● **YOUR OBJECTIVE**:
Omit the pictures and output every entry below exactly as written.

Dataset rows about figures
-- begin --
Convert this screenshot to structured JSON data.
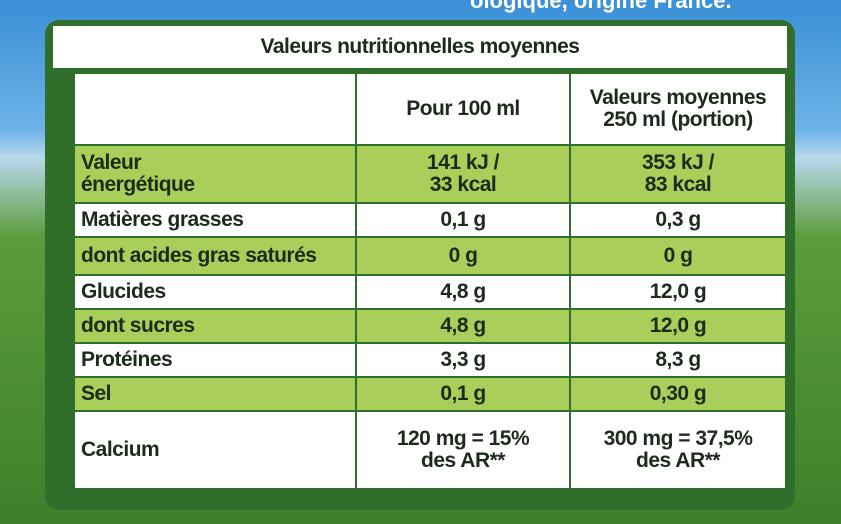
{
  "top_text": "ologique, origine France.",
  "table": {
    "title": "Valeurs nutritionnelles moyennes",
    "header": [
      "Pour 100 ml",
      "Valeurs moyennes\n250 ml (portion)"
    ],
    "rows": [
      [
        "Valeur\nénergétique",
        "141 kJ /\n33 kcal",
        "353 kJ /\n83 kcal"
      ],
      [
        "Matières grasses",
        "0,1 g",
        "0,3 g"
      ],
      [
        "dont acides gras saturés",
        "0 g",
        "0 g"
      ],
      [
        "Glucides",
        "4,8 g",
        "12,0 g"
      ],
      [
        "dont sucres",
        "4,8 g",
        "12,0 g"
      ],
      [
        "Protéines",
        "3,3 g",
        "8,3 g"
      ],
      [
        "Sel",
        "0,1 g",
        "0,30 g"
      ],
      [
        "Calcium",
        "120 mg = 15%\ndes AR**",
        "300 mg = 37,5%\ndes AR**"
      ]
    ]
  }
}
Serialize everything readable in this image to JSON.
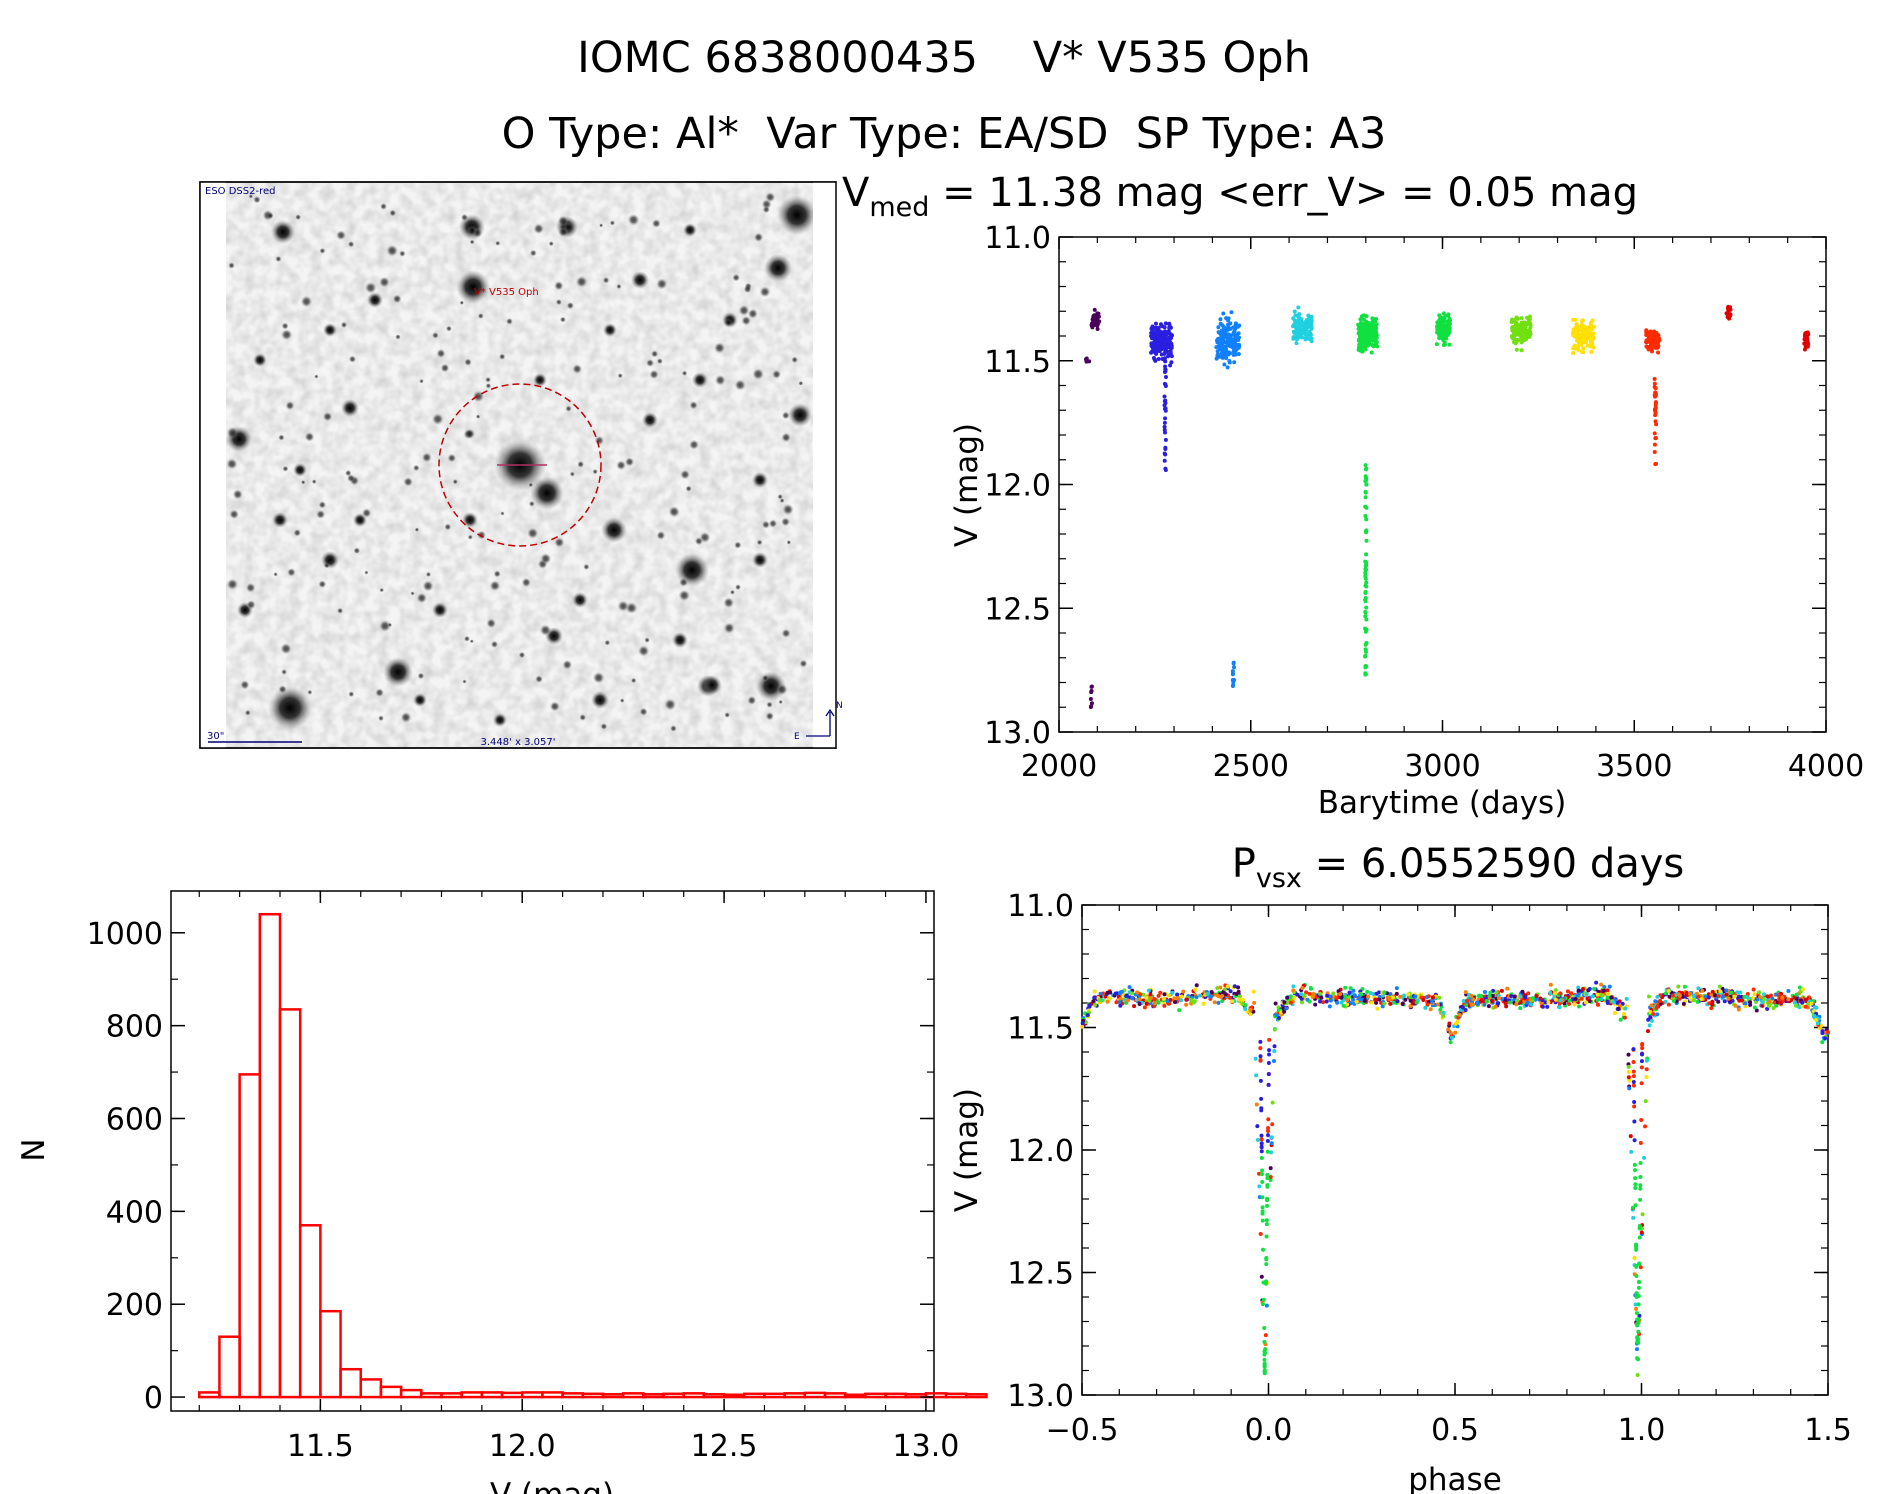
{
  "header": {
    "title": "IOMC 6838000435    V* V535 Oph",
    "subtitle": "O Type: Al*  Var Type: EA/SD  SP Type: A3"
  },
  "finder_chart": {
    "source_label": "ESO DSS2-red",
    "target_label": "V* V535 Oph",
    "scale_label": "30\"",
    "field_size_label": "3.448' x 3.057'",
    "north_label": "N",
    "east_label": "E"
  },
  "colors": {
    "histogram": "#ff0000",
    "circle": "#c00000",
    "finder_text": "#00007a",
    "season_palette": [
      "#4a005a",
      "#2a1fe0",
      "#1080ff",
      "#20d0e0",
      "#10e040",
      "#70e010",
      "#ffe000",
      "#ff8000",
      "#ff2a00",
      "#e00000"
    ]
  },
  "chart_data": [
    {
      "id": "light_curve",
      "type": "scatter",
      "title": "V_med = 11.38 mag <err_V> = 0.05 mag",
      "title_parts": {
        "v": "V",
        "sub": "med",
        "rest": " = 11.38 mag <err_V> = 0.05 mag"
      },
      "xlabel": "Barytime (days)",
      "ylabel": "V (mag)",
      "xlim": [
        2000,
        4000
      ],
      "ylim": [
        13.0,
        11.0
      ],
      "y_inverted": true,
      "xticks": [
        2000,
        2500,
        3000,
        3500,
        4000
      ],
      "yticks": [
        11.0,
        11.5,
        12.0,
        12.5,
        13.0
      ],
      "xtick_labels": [
        "2000",
        "2500",
        "3000",
        "3500",
        "4000"
      ],
      "ytick_labels": [
        "11.0",
        "11.5",
        "12.0",
        "12.5",
        "13.0"
      ],
      "seasons": [
        {
          "x": [
            2070,
            2080
          ],
          "center": 11.5,
          "spread": 0.03,
          "n": 6,
          "color_index": 0,
          "dips": [
            {
              "x": 2085,
              "ymin": 12.8,
              "ymax": 12.92
            }
          ]
        },
        {
          "x": [
            2085,
            2105
          ],
          "center": 11.34,
          "spread": 0.08,
          "n": 40,
          "color_index": 0,
          "dips": []
        },
        {
          "x": [
            2240,
            2295
          ],
          "center": 11.42,
          "spread": 0.12,
          "n": 180,
          "color_index": 1,
          "dips": [
            {
              "x": 2277,
              "ymin": 11.5,
              "ymax": 11.95
            }
          ]
        },
        {
          "x": [
            2410,
            2470
          ],
          "center": 11.42,
          "spread": 0.14,
          "n": 160,
          "color_index": 2,
          "dips": [
            {
              "x": 2455,
              "ymin": 12.68,
              "ymax": 12.84
            }
          ]
        },
        {
          "x": [
            2610,
            2660
          ],
          "center": 11.36,
          "spread": 0.1,
          "n": 120,
          "color_index": 3,
          "dips": []
        },
        {
          "x": [
            2780,
            2830
          ],
          "center": 11.39,
          "spread": 0.1,
          "n": 200,
          "color_index": 4,
          "dips": [
            {
              "x": 2800,
              "ymin": 11.92,
              "ymax": 12.8
            }
          ]
        },
        {
          "x": [
            2985,
            3020
          ],
          "center": 11.37,
          "spread": 0.09,
          "n": 110,
          "color_index": 4,
          "dips": []
        },
        {
          "x": [
            3180,
            3230
          ],
          "center": 11.38,
          "spread": 0.1,
          "n": 120,
          "color_index": 5,
          "dips": []
        },
        {
          "x": [
            3340,
            3395
          ],
          "center": 11.4,
          "spread": 0.1,
          "n": 130,
          "color_index": 6,
          "dips": []
        },
        {
          "x": [
            3530,
            3565
          ],
          "center": 11.42,
          "spread": 0.08,
          "n": 80,
          "color_index": 8,
          "dips": [
            {
              "x": 3555,
              "ymin": 11.55,
              "ymax": 11.94
            }
          ]
        },
        {
          "x": [
            3740,
            3752
          ],
          "center": 11.3,
          "spread": 0.05,
          "n": 20,
          "color_index": 9,
          "dips": []
        },
        {
          "x": [
            3940,
            3955
          ],
          "center": 11.42,
          "spread": 0.06,
          "n": 25,
          "color_index": 9,
          "dips": []
        }
      ]
    },
    {
      "id": "histogram",
      "type": "bar",
      "title": "",
      "xlabel": "V (mag)",
      "ylabel": "N",
      "xlim": [
        11.13,
        13.02
      ],
      "ylim": [
        -30,
        1090
      ],
      "xticks": [
        11.5,
        12.0,
        12.5,
        13.0
      ],
      "xtick_labels": [
        "11.5",
        "12.0",
        "12.5",
        "13.0"
      ],
      "yticks": [
        0,
        200,
        400,
        600,
        800,
        1000
      ],
      "ytick_labels": [
        "0",
        "200",
        "400",
        "600",
        "800",
        "1000"
      ],
      "bin_width": 0.05,
      "bin_start": 11.15,
      "counts": [
        0,
        10,
        130,
        695,
        1040,
        835,
        370,
        185,
        60,
        38,
        22,
        15,
        8,
        8,
        10,
        10,
        9,
        10,
        10,
        8,
        7,
        6,
        8,
        6,
        7,
        8,
        6,
        5,
        7,
        7,
        8,
        9,
        8,
        5,
        7,
        7,
        6,
        8,
        7,
        6
      ]
    },
    {
      "id": "phased_light_curve",
      "type": "scatter",
      "title": "P_vsx = 6.0552590 days",
      "title_parts": {
        "v": "P",
        "sub": "vsx",
        "rest": " = 6.0552590 days"
      },
      "xlabel": "phase",
      "ylabel": "V (mag)",
      "xlim": [
        -0.5,
        1.5
      ],
      "ylim": [
        13.0,
        11.0
      ],
      "y_inverted": true,
      "xticks": [
        -0.5,
        0.0,
        0.5,
        1.0,
        1.5
      ],
      "xtick_labels": [
        "−0.5",
        "0.0",
        "0.5",
        "1.0",
        "1.5"
      ],
      "yticks": [
        11.0,
        11.5,
        12.0,
        12.5,
        13.0
      ],
      "ytick_labels": [
        "11.0",
        "11.5",
        "12.0",
        "12.5",
        "13.0"
      ],
      "period_days": 6.055259,
      "primary_eclipse_phase": -0.01,
      "primary_eclipse_depth_mag": 12.92,
      "secondary_eclipse_phase": 0.5,
      "secondary_eclipse_depth_mag": 11.52,
      "out_of_eclipse_mag": 11.35
    }
  ]
}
-- end --
● **WRITTEN ANSWER**:
Convert this screenshot to structured JSON data.
{
  "top_text": "ologique, origine France.",
  "table": {
    "title": "Valeurs nutritionnelles moyennes",
    "header": [
      "Pour 100 ml",
      "Valeurs moyennes\n250 ml (portion)"
    ],
    "rows": [
      [
        "Valeur\nénergétique",
        "141 kJ /\n33 kcal",
        "353 kJ /\n83 kcal"
      ],
      [
        "Matières grasses",
        "0,1 g",
        "0,3 g"
      ],
      [
        "dont acides gras saturés",
        "0 g",
        "0 g"
      ],
      [
        "Glucides",
        "4,8 g",
        "12,0 g"
      ],
      [
        "dont sucres",
        "4,8 g",
        "12,0 g"
      ],
      [
        "Protéines",
        "3,3 g",
        "8,3 g"
      ],
      [
        "Sel",
        "0,1 g",
        "0,30 g"
      ],
      [
        "Calcium",
        "120 mg = 15%\ndes AR**",
        "300 mg = 37,5%\ndes AR**"
      ]
    ]
  }
}
Serialize everything readable in this image to JSON.
{
  "header": {
    "title": "IOMC 6838000435    V* V535 Oph",
    "subtitle": "O Type: Al*  Var Type: EA/SD  SP Type: A3"
  },
  "finder_chart": {
    "source_label": "ESO DSS2-red",
    "target_label": "V* V535 Oph",
    "scale_label": "30\"",
    "field_size_label": "3.448' x 3.057'",
    "north_label": "N",
    "east_label": "E"
  },
  "colors": {
    "histogram": "#ff0000",
    "circle": "#c00000",
    "finder_text": "#00007a",
    "season_palette": [
      "#4a005a",
      "#2a1fe0",
      "#1080ff",
      "#20d0e0",
      "#10e040",
      "#70e010",
      "#ffe000",
      "#ff8000",
      "#ff2a00",
      "#e00000"
    ]
  },
  "chart_data": [
    {
      "id": "light_curve",
      "type": "scatter",
      "title": "V_med = 11.38 mag <err_V> = 0.05 mag",
      "title_parts": {
        "v": "V",
        "sub": "med",
        "rest": " = 11.38 mag <err_V> = 0.05 mag"
      },
      "xlabel": "Barytime (days)",
      "ylabel": "V (mag)",
      "xlim": [
        2000,
        4000
      ],
      "ylim": [
        13.0,
        11.0
      ],
      "y_inverted": true,
      "xticks": [
        2000,
        2500,
        3000,
        3500,
        4000
      ],
      "yticks": [
        11.0,
        11.5,
        12.0,
        12.5,
        13.0
      ],
      "xtick_labels": [
        "2000",
        "2500",
        "3000",
        "3500",
        "4000"
      ],
      "ytick_labels": [
        "11.0",
        "11.5",
        "12.0",
        "12.5",
        "13.0"
      ],
      "seasons": [
        {
          "x": [
            2070,
            2080
          ],
          "center": 11.5,
          "spread": 0.03,
          "n": 6,
          "color_index": 0,
          "dips": [
            {
              "x": 2085,
              "ymin": 12.8,
              "ymax": 12.92
            }
          ]
        },
        {
          "x": [
            2085,
            2105
          ],
          "center": 11.34,
          "spread": 0.08,
          "n": 40,
          "color_index": 0,
          "dips": []
        },
        {
          "x": [
            2240,
            2295
          ],
          "center": 11.42,
          "spread": 0.12,
          "n": 180,
          "color_index": 1,
          "dips": [
            {
              "x": 2277,
              "ymin": 11.5,
              "ymax": 11.95
            }
          ]
        },
        {
          "x": [
            2410,
            2470
          ],
          "center": 11.42,
          "spread": 0.14,
          "n": 160,
          "color_index": 2,
          "dips": [
            {
              "x": 2455,
              "ymin": 12.68,
              "ymax": 12.84
            }
          ]
        },
        {
          "x": [
            2610,
            2660
          ],
          "center": 11.36,
          "spread": 0.1,
          "n": 120,
          "color_index": 3,
          "dips": []
        },
        {
          "x": [
            2780,
            2830
          ],
          "center": 11.39,
          "spread": 0.1,
          "n": 200,
          "color_index": 4,
          "dips": [
            {
              "x": 2800,
              "ymin": 11.92,
              "ymax": 12.8
            }
          ]
        },
        {
          "x": [
            2985,
            3020
          ],
          "center": 11.37,
          "spread": 0.09,
          "n": 110,
          "color_index": 4,
          "dips": []
        },
        {
          "x": [
            3180,
            3230
          ],
          "center": 11.38,
          "spread": 0.1,
          "n": 120,
          "color_index": 5,
          "dips": []
        },
        {
          "x": [
            3340,
            3395
          ],
          "center": 11.4,
          "spread": 0.1,
          "n": 130,
          "color_index": 6,
          "dips": []
        },
        {
          "x": [
            3530,
            3565
          ],
          "center": 11.42,
          "spread": 0.08,
          "n": 80,
          "color_index": 8,
          "dips": [
            {
              "x": 3555,
              "ymin": 11.55,
              "ymax": 11.94
            }
          ]
        },
        {
          "x": [
            3740,
            3752
          ],
          "center": 11.3,
          "spread": 0.05,
          "n": 20,
          "color_index": 9,
          "dips": []
        },
        {
          "x": [
            3940,
            3955
          ],
          "center": 11.42,
          "spread": 0.06,
          "n": 25,
          "color_index": 9,
          "dips": []
        }
      ]
    },
    {
      "id": "histogram",
      "type": "bar",
      "title": "",
      "xlabel": "V (mag)",
      "ylabel": "N",
      "xlim": [
        11.13,
        13.02
      ],
      "ylim": [
        -30,
        1090
      ],
      "xticks": [
        11.5,
        12.0,
        12.5,
        13.0
      ],
      "xtick_labels": [
        "11.5",
        "12.0",
        "12.5",
        "13.0"
      ],
      "yticks": [
        0,
        200,
        400,
        600,
        800,
        1000
      ],
      "ytick_labels": [
        "0",
        "200",
        "400",
        "600",
        "800",
        "1000"
      ],
      "bin_width": 0.05,
      "bin_start": 11.15,
      "counts": [
        0,
        10,
        130,
        695,
        1040,
        835,
        370,
        185,
        60,
        38,
        22,
        15,
        8,
        8,
        10,
        10,
        9,
        10,
        10,
        8,
        7,
        6,
        8,
        6,
        7,
        8,
        6,
        5,
        7,
        7,
        8,
        9,
        8,
        5,
        7,
        7,
        6,
        8,
        7,
        6
      ]
    },
    {
      "id": "phased_light_curve",
      "type": "scatter",
      "title": "P_vsx = 6.0552590 days",
      "title_parts": {
        "v": "P",
        "sub": "vsx",
        "rest": " = 6.0552590 days"
      },
      "xlabel": "phase",
      "ylabel": "V (mag)",
      "xlim": [
        -0.5,
        1.5
      ],
      "ylim": [
        13.0,
        11.0
      ],
      "y_inverted": true,
      "xticks": [
        -0.5,
        0.0,
        0.5,
        1.0,
        1.5
      ],
      "xtick_labels": [
        "−0.5",
        "0.0",
        "0.5",
        "1.0",
        "1.5"
      ],
      "yticks": [
        11.0,
        11.5,
        12.0,
        12.5,
        13.0
      ],
      "ytick_labels": [
        "11.0",
        "11.5",
        "12.0",
        "12.5",
        "13.0"
      ],
      "period_days": 6.055259,
      "primary_eclipse_phase": -0.01,
      "primary_eclipse_depth_mag": 12.92,
      "secondary_eclipse_phase": 0.5,
      "secondary_eclipse_depth_mag": 11.52,
      "out_of_eclipse_mag": 11.35
    }
  ]
}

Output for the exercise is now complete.